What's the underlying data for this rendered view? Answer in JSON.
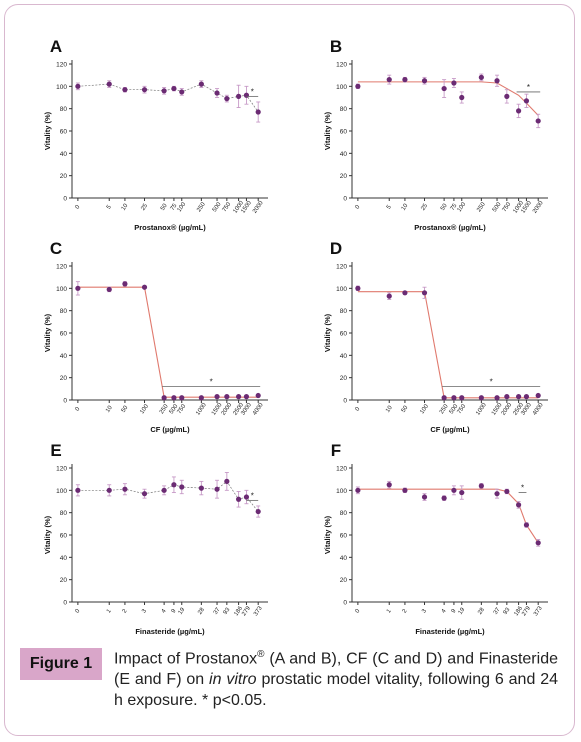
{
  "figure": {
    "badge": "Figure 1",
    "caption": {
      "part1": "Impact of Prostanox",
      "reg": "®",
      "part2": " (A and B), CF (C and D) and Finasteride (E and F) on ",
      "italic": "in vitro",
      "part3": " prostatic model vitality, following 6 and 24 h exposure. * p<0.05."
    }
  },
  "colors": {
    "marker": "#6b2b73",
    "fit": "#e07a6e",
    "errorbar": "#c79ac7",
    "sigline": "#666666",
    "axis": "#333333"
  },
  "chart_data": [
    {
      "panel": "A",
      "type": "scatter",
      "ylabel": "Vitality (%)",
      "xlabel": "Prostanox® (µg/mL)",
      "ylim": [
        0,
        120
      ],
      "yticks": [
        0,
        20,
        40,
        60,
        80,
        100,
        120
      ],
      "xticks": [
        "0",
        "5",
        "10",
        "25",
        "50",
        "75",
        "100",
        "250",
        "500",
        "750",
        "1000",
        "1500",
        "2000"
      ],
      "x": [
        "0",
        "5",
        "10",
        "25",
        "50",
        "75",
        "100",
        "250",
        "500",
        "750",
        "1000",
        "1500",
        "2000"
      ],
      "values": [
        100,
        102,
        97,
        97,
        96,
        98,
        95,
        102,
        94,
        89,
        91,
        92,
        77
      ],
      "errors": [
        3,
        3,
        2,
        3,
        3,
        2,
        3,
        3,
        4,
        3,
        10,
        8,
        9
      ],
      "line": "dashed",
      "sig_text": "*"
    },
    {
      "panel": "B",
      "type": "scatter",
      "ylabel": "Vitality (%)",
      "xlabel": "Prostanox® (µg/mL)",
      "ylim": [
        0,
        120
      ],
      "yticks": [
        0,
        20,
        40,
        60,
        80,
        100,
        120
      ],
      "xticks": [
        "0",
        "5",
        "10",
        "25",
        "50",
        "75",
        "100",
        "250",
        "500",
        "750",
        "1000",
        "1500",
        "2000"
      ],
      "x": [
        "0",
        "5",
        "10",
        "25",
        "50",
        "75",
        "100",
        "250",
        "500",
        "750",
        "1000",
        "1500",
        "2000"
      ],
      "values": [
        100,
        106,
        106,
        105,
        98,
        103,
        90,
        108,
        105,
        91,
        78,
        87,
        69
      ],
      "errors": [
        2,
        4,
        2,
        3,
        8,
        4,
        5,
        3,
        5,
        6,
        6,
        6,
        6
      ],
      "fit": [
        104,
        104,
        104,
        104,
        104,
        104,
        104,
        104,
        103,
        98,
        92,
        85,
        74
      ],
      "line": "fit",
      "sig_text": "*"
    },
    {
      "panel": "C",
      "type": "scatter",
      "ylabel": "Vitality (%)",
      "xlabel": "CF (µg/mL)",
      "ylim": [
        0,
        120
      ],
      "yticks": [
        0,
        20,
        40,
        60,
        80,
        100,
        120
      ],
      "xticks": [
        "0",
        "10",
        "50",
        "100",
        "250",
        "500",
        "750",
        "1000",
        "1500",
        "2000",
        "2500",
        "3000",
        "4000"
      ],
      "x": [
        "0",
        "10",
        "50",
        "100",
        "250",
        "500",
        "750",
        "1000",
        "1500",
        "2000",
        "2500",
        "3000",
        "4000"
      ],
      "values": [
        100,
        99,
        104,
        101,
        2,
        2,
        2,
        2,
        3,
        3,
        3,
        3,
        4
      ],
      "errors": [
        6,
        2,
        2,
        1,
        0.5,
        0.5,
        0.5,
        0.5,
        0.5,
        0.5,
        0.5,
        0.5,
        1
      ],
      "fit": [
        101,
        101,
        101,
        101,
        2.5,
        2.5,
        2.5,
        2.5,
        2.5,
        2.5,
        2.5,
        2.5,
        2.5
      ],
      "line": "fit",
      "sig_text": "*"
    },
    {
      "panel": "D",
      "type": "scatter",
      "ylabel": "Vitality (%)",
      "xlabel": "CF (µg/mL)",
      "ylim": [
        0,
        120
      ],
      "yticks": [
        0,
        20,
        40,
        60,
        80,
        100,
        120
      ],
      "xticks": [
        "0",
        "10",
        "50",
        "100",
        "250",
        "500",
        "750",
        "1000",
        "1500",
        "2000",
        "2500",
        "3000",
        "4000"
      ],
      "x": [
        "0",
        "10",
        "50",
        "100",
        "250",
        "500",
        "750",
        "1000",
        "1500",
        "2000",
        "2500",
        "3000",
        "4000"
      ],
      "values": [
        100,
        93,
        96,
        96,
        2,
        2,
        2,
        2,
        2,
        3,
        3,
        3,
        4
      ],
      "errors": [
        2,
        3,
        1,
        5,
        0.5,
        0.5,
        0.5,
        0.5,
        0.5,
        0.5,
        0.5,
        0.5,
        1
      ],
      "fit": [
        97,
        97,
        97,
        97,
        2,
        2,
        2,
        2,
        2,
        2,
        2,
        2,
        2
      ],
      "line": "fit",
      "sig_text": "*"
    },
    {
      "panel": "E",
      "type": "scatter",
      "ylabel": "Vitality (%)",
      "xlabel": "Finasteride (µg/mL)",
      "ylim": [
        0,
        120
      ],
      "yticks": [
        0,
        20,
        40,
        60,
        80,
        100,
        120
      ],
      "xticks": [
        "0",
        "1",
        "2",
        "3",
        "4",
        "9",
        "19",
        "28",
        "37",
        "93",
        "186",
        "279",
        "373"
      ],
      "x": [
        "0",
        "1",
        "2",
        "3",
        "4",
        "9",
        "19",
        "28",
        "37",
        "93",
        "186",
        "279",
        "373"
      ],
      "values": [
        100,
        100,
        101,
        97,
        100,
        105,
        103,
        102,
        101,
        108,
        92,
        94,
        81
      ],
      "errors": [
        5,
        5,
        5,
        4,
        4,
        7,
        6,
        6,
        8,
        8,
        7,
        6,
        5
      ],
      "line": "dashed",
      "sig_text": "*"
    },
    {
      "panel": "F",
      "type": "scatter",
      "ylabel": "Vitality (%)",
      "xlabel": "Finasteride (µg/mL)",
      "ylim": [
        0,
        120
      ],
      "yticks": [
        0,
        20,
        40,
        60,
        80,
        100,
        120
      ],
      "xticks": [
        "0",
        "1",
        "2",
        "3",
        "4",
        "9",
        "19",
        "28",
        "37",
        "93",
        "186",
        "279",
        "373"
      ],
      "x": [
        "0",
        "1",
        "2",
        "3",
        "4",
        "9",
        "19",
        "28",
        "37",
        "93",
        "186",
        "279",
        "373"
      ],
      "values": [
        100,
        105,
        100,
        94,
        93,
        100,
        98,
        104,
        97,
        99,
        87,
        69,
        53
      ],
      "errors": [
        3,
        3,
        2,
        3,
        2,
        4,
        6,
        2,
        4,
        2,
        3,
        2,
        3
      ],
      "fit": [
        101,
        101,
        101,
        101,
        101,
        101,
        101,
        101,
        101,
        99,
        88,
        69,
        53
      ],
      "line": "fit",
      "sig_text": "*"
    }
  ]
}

--

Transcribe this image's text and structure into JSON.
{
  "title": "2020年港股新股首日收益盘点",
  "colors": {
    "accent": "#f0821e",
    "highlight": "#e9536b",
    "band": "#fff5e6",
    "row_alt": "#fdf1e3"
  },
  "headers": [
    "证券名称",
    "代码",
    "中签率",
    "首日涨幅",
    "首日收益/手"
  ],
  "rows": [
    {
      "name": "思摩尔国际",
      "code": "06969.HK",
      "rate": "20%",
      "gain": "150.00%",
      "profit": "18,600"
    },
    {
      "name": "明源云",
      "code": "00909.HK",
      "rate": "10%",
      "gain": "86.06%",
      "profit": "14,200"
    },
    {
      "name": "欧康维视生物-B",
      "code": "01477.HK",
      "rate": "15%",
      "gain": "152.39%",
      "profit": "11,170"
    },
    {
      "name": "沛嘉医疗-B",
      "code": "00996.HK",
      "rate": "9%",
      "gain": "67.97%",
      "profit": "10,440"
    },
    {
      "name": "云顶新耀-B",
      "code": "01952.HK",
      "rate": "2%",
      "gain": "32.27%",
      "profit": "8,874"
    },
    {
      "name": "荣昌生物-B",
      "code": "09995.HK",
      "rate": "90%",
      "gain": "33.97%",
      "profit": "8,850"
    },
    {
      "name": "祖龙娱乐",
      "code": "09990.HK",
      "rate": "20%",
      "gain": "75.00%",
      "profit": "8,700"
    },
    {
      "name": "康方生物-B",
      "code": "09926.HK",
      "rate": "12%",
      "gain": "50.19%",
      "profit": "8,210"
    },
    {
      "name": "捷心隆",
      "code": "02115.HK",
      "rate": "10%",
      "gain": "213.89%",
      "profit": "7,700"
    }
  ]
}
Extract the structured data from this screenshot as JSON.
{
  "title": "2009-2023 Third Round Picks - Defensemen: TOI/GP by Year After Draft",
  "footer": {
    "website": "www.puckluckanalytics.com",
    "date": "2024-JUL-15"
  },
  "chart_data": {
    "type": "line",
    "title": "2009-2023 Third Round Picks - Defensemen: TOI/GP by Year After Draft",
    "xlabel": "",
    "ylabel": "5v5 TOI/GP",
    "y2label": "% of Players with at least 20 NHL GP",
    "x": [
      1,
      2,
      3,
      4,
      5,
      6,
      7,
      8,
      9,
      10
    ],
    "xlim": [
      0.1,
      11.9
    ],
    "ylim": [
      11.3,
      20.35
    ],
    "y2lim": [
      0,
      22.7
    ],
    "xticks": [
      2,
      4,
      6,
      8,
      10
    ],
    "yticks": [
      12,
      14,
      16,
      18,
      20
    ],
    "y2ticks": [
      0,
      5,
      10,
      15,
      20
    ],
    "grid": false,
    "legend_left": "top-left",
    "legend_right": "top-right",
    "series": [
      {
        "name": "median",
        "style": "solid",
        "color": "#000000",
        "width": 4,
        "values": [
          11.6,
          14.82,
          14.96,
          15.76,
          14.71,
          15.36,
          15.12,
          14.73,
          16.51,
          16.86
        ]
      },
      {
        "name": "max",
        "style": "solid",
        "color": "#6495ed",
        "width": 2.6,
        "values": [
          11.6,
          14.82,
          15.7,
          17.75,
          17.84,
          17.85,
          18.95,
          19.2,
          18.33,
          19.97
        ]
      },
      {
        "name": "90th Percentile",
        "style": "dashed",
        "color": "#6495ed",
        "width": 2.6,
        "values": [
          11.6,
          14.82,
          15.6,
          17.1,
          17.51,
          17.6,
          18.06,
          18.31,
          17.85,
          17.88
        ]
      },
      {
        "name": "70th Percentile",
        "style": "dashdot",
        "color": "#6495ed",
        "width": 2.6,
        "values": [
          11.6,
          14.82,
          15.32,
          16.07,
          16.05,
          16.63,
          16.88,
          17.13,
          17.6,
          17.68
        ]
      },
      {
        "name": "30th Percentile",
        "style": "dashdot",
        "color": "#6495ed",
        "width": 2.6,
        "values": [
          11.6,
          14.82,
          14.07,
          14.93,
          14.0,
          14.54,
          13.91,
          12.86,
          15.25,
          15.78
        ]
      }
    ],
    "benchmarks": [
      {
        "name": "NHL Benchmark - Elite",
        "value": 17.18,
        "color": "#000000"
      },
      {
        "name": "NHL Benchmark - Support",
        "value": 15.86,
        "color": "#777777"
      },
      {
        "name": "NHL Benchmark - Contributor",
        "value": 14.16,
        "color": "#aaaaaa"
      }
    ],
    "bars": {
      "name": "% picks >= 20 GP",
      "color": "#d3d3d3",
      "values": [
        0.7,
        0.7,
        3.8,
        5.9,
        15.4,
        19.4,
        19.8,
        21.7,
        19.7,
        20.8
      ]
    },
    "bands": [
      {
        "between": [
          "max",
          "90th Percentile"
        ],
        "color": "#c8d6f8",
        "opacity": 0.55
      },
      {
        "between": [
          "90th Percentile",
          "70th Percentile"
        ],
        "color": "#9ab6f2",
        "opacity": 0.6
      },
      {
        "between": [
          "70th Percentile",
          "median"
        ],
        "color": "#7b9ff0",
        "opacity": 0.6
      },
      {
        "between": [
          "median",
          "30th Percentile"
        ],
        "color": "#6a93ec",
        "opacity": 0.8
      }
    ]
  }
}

▶ Task to carry out:
State how many lines of the records above contain "title", with no words besides the number.

▶ In response:
3